# [Set problem]
Go through the records and show each line where the word "this" occurs.

# [Task inputs]
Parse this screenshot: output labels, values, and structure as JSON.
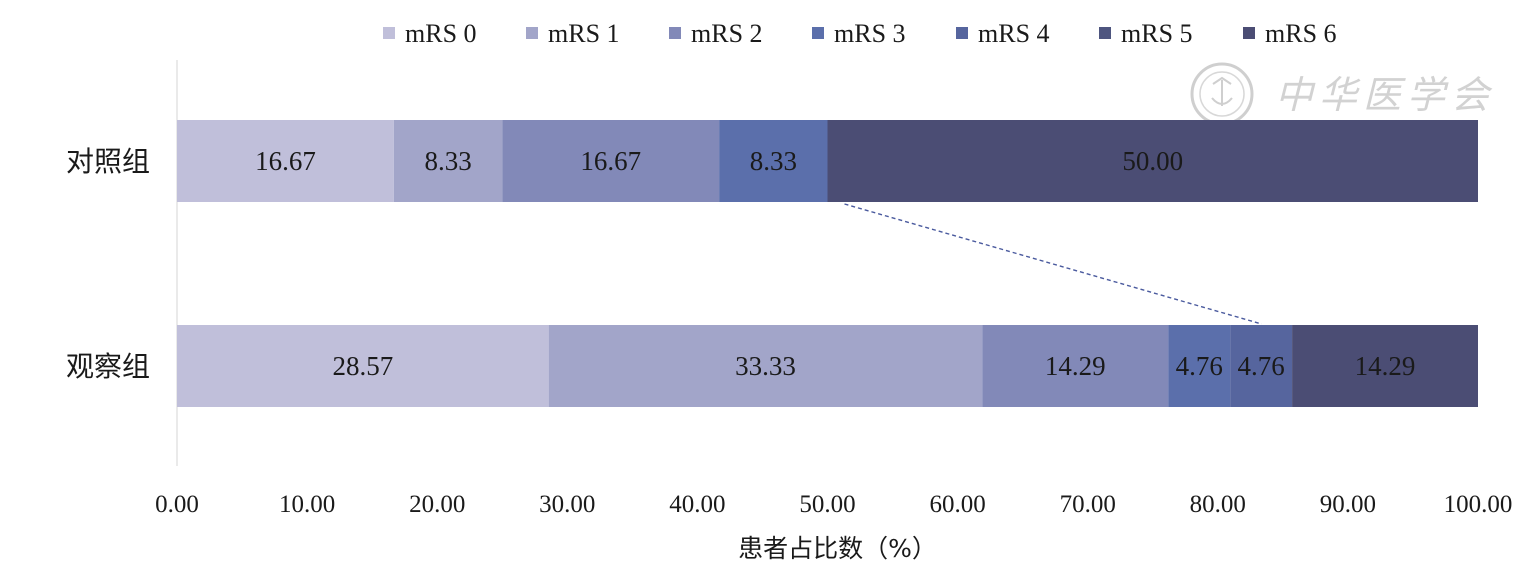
{
  "chart_data": {
    "type": "bar",
    "orientation": "horizontal",
    "stacked": true,
    "categories": [
      "对照组",
      "观察组"
    ],
    "series": [
      {
        "name": "mRS 0",
        "color": "#c0bfda",
        "values": [
          16.67,
          28.57
        ]
      },
      {
        "name": "mRS 1",
        "color": "#a2a5c9",
        "values": [
          8.33,
          33.33
        ]
      },
      {
        "name": "mRS 2",
        "color": "#8289b8",
        "values": [
          16.67,
          14.29
        ]
      },
      {
        "name": "mRS 3",
        "color": "#5b6fab",
        "values": [
          8.33,
          4.76
        ]
      },
      {
        "name": "mRS 4",
        "color": "#56659e",
        "values": [
          0,
          4.76
        ]
      },
      {
        "name": "mRS 5",
        "color": "#4e557f",
        "values": [
          0,
          0
        ]
      },
      {
        "name": "mRS 6",
        "color": "#4b4d74",
        "values": [
          50.0,
          14.29
        ]
      }
    ],
    "data_labels": [
      [
        "16.67",
        "8.33",
        "16.67",
        "8.33",
        "",
        "",
        "50.00"
      ],
      [
        "28.57",
        "33.33",
        "14.29",
        "4.76",
        "4.76",
        "",
        "14.29"
      ]
    ],
    "xlabel": "患者占比数（%）",
    "ylabel": "",
    "xlim": [
      0,
      100
    ],
    "xticks": [
      "0.00",
      "10.00",
      "20.00",
      "30.00",
      "40.00",
      "50.00",
      "60.00",
      "70.00",
      "80.00",
      "90.00",
      "100.00"
    ],
    "grid": false,
    "legend_position": "top",
    "connector": {
      "style": "dashed",
      "color": "#4a5a9e",
      "from": {
        "category": 0,
        "x": 50.0
      },
      "to": {
        "category": 1,
        "x": 82.14
      }
    },
    "watermark": {
      "text": "中华医学会",
      "emblem": "seal-icon"
    }
  }
}
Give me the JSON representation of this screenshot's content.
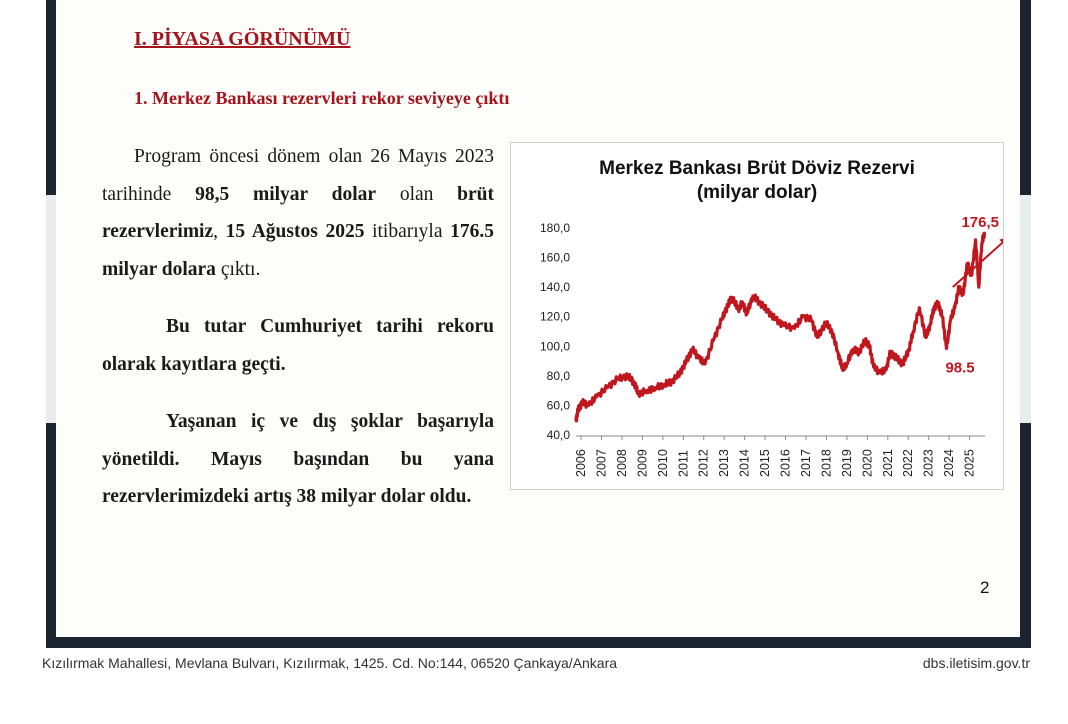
{
  "section": {
    "title": "I. PİYASA GÖRÜNÜMÜ"
  },
  "subsection": {
    "title": "1. Merkez Bankası rezervleri rekor seviyeye çıktı"
  },
  "paragraphs": {
    "p1": [
      {
        "text": "Program öncesi dönem olan 26 Mayıs 2023 tarihinde ",
        "bold": false
      },
      {
        "text": "98,5 milyar dolar",
        "bold": true
      },
      {
        "text": " olan ",
        "bold": false
      },
      {
        "text": "brüt rezervlerimiz",
        "bold": true
      },
      {
        "text": ", ",
        "bold": false
      },
      {
        "text": "15 Ağustos 2025",
        "bold": true
      },
      {
        "text": " itibarıyla ",
        "bold": false
      },
      {
        "text": "176.5 milyar dolara",
        "bold": true
      },
      {
        "text": " çıktı.",
        "bold": false
      }
    ],
    "p2": "Bu tutar Cumhuriyet tarihi rekoru olarak kayıtlara geçti.",
    "p3": "Yaşanan iç ve dış şoklar başarıyla yönetildi. Mayıs başından bu yana rezervlerimizdeki artış 38 milyar dolar oldu."
  },
  "chart_data": {
    "type": "line",
    "title": "Merkez Bankası Brüt Döviz Rezervi",
    "subtitle": "(milyar dolar)",
    "xlabel": "",
    "ylabel": "",
    "ylim": [
      40,
      180
    ],
    "yticks": [
      "40,0",
      "60,0",
      "80,0",
      "100,0",
      "120,0",
      "140,0",
      "160,0",
      "180,0"
    ],
    "xticks": [
      "2006",
      "2007",
      "2008",
      "2009",
      "2010",
      "2011",
      "2012",
      "2013",
      "2014",
      "2015",
      "2016",
      "2017",
      "2018",
      "2019",
      "2020",
      "2021",
      "2022",
      "2023",
      "2024",
      "2025"
    ],
    "grid": false,
    "legend": "none",
    "color": "#c0171e",
    "series": [
      {
        "x": [
          2006.0,
          2006.1,
          2006.3,
          2006.6,
          2007.0,
          2007.5,
          2008.0,
          2008.5,
          2008.8,
          2009.0,
          2009.4,
          2009.8,
          2010.2,
          2010.6,
          2011.0,
          2011.3,
          2011.6,
          2011.9,
          2012.2,
          2012.6,
          2013.0,
          2013.3,
          2013.5,
          2013.8,
          2014.0,
          2014.2,
          2014.5,
          2014.8,
          2015.2,
          2015.6,
          2016.0,
          2016.5,
          2016.9,
          2017.3,
          2017.6,
          2018.0,
          2018.3,
          2018.6,
          2018.8,
          2019.0,
          2019.3,
          2019.6,
          2019.9,
          2020.1,
          2020.3,
          2020.6,
          2020.9,
          2021.1,
          2021.4,
          2021.7,
          2022.0,
          2022.2,
          2022.5,
          2022.8,
          2023.0,
          2023.2,
          2023.4,
          2023.6,
          2023.8,
          2024.0,
          2024.2,
          2024.4,
          2024.6,
          2024.8,
          2025.0,
          2025.2,
          2025.35,
          2025.5,
          2025.62
        ],
        "values": [
          50,
          57,
          62,
          60,
          66,
          72,
          78,
          80,
          75,
          68,
          70,
          72,
          74,
          76,
          82,
          90,
          98,
          92,
          88,
          104,
          118,
          128,
          133,
          125,
          130,
          122,
          134,
          130,
          124,
          118,
          114,
          112,
          120,
          118,
          106,
          116,
          110,
          95,
          85,
          88,
          98,
          96,
          104,
          100,
          86,
          82,
          84,
          96,
          92,
          88,
          98,
          110,
          126,
          106,
          114,
          126,
          129,
          120,
          98.5,
          118,
          126,
          140,
          135,
          156,
          148,
          172,
          140,
          170,
          176.5
        ]
      }
    ],
    "annotations": [
      {
        "text": "176,5",
        "x": 2025.62,
        "y": 176.5
      },
      {
        "text": "98.5",
        "x": 2023.8,
        "y": 98.5
      }
    ]
  },
  "page_number": "2",
  "footer": {
    "address": "Kızılırmak Mahallesi, Mevlana Bulvarı, Kızılırmak, 1425. Cd. No:144, 06520 Çankaya/Ankara",
    "website": "dbs.iletisim.gov.tr"
  }
}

# [Exercise solution]
Parse this screenshot: output labels, values, and structure as JSON.
Give me the JSON representation of this screenshot's content.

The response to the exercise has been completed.